# Stated goal
Will you write out, word for word, every line from the one with "Give me a plain-text" to the final line of the data below, with the pictures left out?

# Raw records
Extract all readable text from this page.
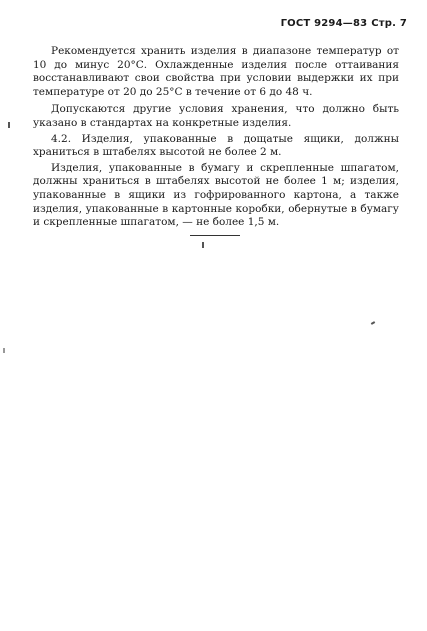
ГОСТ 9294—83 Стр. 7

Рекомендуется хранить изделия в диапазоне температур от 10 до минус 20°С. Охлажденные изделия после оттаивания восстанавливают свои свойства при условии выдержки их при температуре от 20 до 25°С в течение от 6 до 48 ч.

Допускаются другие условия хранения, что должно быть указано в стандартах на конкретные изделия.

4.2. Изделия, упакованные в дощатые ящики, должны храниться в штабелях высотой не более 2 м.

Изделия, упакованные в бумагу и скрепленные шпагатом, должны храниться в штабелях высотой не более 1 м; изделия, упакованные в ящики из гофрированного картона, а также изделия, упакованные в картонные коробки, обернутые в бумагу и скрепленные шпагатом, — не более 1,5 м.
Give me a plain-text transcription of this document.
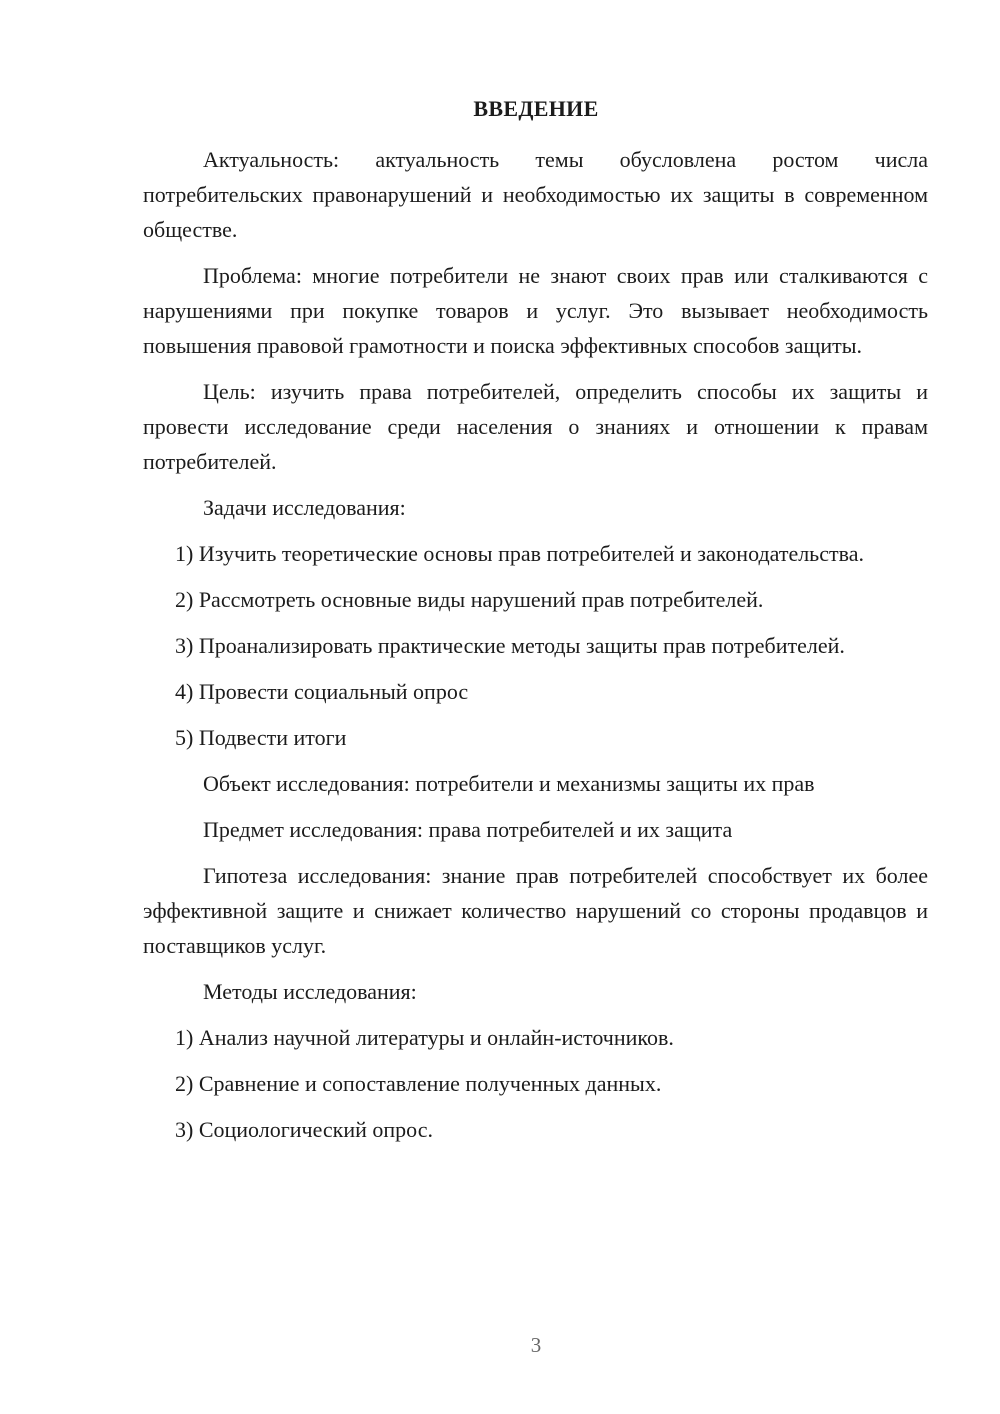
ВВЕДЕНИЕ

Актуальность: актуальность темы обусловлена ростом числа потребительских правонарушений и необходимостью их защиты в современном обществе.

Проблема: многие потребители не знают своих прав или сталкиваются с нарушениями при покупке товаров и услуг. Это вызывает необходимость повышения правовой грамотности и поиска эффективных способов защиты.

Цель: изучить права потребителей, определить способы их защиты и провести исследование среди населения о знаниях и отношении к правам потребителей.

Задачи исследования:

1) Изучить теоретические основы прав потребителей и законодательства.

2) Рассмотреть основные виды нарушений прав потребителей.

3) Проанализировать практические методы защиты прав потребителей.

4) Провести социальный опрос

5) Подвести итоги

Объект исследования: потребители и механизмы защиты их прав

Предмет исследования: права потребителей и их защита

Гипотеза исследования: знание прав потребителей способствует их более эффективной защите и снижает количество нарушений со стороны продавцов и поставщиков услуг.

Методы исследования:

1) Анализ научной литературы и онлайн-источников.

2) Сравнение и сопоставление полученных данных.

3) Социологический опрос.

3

# Finished exercise
Give me a plain-text transcription of this document.
ВВЕДЕНИЕ

Актуальность: актуальность темы обусловлена ростом числа потребительских правонарушений и необходимостью их защиты в современном обществе.

Проблема: многие потребители не знают своих прав или сталкиваются с нарушениями при покупке товаров и услуг. Это вызывает необходимость повышения правовой грамотности и поиска эффективных способов защиты.

Цель: изучить права потребителей, определить способы их защиты и провести исследование среди населения о знаниях и отношении к правам потребителей.

Задачи исследования:

1) Изучить теоретические основы прав потребителей и законодательства.

2) Рассмотреть основные виды нарушений прав потребителей.

3) Проанализировать практические методы защиты прав потребителей.

4) Провести социальный опрос

5) Подвести итоги

Объект исследования: потребители и механизмы защиты их прав

Предмет исследования: права потребителей и их защита

Гипотеза исследования: знание прав потребителей способствует их более эффективной защите и снижает количество нарушений со стороны продавцов и поставщиков услуг.

Методы исследования:

1) Анализ научной литературы и онлайн-источников.

2) Сравнение и сопоставление полученных данных.

3) Социологический опрос.

3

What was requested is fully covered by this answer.